* _What the exercise asks_
Copy out each line of the material below that holds the string "type".

::::::

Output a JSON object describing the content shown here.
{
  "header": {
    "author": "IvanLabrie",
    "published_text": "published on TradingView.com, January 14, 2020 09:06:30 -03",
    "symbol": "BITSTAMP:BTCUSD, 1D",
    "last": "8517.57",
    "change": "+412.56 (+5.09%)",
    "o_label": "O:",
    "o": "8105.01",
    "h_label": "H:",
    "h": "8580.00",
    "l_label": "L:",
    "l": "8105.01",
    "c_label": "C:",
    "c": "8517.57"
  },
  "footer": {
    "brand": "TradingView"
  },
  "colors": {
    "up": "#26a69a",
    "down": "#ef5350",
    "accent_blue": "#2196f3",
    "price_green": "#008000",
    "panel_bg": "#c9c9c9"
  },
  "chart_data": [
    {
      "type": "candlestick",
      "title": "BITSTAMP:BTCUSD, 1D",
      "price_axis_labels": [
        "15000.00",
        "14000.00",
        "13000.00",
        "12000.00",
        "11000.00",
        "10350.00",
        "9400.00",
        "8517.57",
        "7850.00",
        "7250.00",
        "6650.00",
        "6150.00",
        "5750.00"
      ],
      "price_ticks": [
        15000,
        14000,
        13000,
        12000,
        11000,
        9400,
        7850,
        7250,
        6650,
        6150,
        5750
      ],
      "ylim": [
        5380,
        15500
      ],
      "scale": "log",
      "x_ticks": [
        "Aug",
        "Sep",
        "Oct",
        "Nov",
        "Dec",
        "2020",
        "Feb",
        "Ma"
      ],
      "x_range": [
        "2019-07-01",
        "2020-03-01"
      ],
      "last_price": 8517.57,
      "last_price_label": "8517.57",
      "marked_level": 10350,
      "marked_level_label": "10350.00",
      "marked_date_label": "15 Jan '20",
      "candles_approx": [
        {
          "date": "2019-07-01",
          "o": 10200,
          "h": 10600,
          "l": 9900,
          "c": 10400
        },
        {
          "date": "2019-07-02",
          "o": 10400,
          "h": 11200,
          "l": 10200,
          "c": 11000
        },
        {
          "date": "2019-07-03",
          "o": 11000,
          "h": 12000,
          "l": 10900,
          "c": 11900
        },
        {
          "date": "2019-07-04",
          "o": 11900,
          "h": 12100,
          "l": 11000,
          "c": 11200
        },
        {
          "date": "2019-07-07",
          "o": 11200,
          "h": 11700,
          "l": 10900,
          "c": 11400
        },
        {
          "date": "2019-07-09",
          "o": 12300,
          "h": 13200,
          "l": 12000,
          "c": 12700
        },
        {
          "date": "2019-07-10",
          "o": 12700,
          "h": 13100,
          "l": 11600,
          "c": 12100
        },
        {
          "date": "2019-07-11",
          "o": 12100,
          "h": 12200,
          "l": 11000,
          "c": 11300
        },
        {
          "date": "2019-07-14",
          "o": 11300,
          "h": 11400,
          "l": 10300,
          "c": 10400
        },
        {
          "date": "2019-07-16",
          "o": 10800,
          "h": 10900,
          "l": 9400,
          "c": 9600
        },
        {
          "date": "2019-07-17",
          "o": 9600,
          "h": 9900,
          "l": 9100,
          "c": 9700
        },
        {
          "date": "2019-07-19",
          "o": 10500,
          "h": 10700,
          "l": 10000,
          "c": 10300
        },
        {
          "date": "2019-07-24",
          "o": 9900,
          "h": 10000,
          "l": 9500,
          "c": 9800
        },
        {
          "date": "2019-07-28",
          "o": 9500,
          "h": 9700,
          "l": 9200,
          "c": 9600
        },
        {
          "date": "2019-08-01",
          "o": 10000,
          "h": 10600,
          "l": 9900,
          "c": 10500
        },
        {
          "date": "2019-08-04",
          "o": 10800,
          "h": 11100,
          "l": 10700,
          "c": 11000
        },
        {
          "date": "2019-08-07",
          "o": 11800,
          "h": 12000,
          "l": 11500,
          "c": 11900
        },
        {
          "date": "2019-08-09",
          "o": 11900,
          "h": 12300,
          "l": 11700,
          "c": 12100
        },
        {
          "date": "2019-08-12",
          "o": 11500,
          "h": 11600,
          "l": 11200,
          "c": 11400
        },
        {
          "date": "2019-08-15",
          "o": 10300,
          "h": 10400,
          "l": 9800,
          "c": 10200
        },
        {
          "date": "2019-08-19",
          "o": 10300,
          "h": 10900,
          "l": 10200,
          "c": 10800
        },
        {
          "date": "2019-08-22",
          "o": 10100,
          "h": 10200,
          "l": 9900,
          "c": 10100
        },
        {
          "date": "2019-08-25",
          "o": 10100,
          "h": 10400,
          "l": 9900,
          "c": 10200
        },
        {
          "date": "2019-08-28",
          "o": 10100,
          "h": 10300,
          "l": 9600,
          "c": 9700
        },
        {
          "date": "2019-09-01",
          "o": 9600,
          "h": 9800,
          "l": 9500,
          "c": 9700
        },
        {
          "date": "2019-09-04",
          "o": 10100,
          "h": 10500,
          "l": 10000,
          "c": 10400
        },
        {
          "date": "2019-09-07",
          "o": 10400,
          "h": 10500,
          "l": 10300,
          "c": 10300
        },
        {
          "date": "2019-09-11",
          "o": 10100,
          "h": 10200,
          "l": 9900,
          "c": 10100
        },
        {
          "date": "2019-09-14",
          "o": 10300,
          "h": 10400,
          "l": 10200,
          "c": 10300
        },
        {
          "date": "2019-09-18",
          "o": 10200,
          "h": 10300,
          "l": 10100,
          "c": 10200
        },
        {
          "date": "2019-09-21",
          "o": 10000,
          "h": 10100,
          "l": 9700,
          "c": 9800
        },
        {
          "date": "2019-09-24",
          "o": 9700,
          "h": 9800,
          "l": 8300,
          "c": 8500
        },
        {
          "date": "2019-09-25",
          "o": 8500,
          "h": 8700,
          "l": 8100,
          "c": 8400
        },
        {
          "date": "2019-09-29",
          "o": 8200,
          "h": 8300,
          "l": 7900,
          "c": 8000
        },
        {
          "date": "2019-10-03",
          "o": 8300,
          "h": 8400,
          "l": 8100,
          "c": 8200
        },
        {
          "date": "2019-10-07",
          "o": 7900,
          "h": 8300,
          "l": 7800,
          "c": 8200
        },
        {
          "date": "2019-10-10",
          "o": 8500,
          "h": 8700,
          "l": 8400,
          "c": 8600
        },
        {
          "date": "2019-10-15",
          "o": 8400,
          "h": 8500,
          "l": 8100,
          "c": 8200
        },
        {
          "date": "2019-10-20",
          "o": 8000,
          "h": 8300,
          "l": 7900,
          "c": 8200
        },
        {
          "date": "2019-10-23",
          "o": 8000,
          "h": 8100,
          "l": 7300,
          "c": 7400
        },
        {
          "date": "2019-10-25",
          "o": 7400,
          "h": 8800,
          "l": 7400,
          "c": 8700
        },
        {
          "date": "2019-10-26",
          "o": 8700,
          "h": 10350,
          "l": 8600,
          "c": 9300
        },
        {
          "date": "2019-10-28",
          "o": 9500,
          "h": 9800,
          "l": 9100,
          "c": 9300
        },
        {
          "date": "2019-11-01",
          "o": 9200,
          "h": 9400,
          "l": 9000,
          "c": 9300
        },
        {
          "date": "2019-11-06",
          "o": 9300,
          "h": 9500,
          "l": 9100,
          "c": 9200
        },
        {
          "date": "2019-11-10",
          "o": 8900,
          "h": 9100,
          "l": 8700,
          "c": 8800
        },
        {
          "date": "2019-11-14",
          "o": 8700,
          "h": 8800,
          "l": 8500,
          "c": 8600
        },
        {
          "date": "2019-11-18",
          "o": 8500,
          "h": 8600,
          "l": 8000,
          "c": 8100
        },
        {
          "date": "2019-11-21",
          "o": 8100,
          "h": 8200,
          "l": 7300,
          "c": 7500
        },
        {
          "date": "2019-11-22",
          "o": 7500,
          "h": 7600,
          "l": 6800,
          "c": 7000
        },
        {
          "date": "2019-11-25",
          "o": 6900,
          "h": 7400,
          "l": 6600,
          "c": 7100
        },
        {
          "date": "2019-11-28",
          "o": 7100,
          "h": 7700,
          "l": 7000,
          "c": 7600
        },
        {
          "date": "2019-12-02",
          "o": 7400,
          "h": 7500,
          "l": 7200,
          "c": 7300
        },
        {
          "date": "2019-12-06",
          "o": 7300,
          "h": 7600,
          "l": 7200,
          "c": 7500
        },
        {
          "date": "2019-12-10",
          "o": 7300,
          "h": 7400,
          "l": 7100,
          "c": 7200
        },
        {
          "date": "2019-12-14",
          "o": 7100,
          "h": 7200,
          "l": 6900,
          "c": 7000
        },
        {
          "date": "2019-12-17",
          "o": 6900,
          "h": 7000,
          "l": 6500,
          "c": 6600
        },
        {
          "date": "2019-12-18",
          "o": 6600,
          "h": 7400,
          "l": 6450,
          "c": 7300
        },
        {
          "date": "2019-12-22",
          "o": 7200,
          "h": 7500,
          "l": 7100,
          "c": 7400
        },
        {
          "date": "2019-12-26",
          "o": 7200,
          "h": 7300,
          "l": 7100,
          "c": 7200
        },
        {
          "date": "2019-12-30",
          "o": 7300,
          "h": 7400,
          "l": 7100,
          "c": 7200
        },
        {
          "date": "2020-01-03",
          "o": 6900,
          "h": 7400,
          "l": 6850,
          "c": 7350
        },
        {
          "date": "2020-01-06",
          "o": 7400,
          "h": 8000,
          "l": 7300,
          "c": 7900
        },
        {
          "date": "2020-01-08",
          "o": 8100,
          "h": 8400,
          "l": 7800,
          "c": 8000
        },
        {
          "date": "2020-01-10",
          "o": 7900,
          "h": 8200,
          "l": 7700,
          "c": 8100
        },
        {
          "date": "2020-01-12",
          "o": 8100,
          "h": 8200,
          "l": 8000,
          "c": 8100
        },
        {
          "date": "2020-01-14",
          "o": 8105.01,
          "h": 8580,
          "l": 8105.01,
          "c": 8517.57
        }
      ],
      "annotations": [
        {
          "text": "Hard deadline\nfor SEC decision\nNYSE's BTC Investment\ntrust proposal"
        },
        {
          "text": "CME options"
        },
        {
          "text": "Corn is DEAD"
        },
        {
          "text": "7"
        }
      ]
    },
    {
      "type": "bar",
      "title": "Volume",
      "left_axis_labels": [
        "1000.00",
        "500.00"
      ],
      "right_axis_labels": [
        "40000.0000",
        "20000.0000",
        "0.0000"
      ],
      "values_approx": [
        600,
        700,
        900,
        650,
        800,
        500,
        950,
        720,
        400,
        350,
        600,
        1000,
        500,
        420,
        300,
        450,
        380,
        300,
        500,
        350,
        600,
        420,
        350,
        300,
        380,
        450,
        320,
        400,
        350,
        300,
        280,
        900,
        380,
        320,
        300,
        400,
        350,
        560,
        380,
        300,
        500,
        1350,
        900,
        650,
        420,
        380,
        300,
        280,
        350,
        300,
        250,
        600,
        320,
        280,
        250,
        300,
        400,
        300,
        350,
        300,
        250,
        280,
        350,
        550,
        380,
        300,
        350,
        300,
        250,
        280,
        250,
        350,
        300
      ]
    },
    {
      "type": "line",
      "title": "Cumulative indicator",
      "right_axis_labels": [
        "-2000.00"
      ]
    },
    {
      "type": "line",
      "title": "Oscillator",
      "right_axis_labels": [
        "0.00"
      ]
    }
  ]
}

::::::

* _Solution for this exercise_
      "type": "candlestick",
      "type": "bar",
      "type": "line",
      "type": "line",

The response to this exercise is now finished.